>> Begin Listing

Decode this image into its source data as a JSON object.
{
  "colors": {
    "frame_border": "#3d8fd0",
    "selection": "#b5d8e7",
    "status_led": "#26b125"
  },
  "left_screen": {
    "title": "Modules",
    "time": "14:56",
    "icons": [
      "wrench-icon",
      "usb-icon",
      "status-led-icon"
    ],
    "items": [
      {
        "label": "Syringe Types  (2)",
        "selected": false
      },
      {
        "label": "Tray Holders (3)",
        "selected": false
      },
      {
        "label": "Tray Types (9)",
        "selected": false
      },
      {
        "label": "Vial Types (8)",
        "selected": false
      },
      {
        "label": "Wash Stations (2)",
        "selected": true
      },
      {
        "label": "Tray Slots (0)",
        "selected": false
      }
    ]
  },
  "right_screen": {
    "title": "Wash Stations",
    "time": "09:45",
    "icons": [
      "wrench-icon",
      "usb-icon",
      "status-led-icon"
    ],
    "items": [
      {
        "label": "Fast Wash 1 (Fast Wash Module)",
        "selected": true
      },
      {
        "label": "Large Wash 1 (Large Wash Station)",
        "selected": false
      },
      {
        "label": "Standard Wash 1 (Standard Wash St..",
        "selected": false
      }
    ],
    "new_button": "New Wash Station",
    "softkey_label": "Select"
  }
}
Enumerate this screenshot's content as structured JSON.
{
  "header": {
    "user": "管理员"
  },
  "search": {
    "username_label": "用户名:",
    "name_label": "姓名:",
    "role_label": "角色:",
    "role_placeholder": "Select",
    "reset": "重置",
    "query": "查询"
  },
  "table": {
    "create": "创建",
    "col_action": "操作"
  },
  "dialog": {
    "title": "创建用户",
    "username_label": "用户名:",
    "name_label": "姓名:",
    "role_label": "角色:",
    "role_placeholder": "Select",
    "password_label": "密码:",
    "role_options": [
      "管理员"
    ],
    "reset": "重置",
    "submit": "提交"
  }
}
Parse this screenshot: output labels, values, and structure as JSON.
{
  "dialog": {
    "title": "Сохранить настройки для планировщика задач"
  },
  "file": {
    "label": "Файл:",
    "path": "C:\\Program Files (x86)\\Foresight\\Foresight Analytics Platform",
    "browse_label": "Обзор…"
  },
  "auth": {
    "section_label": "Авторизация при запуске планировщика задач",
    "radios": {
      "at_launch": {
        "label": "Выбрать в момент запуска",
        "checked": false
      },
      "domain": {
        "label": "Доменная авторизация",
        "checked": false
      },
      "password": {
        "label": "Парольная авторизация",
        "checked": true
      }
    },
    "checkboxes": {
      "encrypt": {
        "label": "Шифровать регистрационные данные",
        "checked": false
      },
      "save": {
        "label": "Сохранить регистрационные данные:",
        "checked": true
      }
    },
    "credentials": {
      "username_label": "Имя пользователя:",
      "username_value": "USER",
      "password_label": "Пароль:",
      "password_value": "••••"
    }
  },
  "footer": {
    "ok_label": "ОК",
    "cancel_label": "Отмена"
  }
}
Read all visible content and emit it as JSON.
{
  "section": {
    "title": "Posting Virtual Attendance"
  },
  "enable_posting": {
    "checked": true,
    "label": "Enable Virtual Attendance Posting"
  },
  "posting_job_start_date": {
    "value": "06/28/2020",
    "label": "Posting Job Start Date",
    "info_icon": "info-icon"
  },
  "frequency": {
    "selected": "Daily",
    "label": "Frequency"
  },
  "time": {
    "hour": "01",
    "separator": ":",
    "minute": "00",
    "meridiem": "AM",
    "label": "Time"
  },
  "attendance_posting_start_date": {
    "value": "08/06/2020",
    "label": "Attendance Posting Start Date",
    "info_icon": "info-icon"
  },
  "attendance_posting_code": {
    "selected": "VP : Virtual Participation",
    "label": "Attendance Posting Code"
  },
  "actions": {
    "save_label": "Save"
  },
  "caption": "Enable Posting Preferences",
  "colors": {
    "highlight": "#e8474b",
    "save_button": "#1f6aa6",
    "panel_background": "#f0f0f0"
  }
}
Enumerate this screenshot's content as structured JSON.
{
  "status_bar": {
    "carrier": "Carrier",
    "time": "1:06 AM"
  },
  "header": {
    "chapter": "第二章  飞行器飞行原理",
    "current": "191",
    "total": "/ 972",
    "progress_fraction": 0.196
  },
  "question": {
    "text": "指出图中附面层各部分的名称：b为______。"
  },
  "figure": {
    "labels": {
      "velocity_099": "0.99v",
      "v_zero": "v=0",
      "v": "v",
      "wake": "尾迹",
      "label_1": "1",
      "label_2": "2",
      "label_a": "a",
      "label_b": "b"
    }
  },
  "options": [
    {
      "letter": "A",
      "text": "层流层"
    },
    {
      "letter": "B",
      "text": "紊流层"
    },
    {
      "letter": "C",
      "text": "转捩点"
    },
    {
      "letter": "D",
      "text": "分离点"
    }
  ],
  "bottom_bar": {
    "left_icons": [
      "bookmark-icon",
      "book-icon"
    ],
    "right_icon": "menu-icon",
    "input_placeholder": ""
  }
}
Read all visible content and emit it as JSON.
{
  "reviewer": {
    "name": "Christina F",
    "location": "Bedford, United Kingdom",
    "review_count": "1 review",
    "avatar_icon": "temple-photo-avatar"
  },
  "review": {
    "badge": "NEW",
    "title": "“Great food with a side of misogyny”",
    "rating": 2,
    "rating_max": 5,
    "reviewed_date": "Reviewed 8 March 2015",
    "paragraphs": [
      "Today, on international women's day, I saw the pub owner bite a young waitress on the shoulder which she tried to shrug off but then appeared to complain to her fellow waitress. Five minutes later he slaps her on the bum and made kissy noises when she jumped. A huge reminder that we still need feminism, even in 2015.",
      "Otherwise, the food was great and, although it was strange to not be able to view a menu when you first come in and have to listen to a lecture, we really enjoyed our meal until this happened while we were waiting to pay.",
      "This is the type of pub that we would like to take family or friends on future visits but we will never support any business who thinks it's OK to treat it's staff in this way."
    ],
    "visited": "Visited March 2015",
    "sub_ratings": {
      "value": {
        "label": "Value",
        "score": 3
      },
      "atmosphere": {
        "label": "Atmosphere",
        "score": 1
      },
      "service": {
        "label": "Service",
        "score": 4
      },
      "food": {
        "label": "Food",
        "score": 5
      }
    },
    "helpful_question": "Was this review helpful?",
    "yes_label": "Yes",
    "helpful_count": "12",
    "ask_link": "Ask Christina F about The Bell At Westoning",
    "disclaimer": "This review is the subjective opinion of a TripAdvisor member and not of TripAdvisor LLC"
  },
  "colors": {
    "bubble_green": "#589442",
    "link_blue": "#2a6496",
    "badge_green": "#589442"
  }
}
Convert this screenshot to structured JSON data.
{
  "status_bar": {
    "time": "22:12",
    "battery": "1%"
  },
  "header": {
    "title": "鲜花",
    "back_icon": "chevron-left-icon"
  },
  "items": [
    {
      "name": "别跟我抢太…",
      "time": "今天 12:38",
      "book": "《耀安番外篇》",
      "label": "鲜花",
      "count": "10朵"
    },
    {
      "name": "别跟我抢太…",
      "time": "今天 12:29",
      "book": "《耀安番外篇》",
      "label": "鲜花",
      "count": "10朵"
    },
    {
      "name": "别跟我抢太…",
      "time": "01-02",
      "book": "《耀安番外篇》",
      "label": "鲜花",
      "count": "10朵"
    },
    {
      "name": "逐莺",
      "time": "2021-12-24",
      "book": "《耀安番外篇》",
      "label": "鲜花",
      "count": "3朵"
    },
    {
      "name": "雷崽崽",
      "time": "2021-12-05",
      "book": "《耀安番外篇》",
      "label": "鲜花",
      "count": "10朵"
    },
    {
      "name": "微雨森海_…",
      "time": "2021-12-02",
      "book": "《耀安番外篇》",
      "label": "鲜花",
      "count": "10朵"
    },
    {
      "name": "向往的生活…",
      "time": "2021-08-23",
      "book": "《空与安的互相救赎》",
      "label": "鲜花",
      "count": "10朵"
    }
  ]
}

>> End Listing

Challenge. Search the lines for "text". Copy each line that has it.

Exercise answer.
    "text": "指出图中附面层各部分的名称：b为______。"
      "text": "层流层"
      "text": "紊流层"
      "text": "转捩点"
      "text": "分离点"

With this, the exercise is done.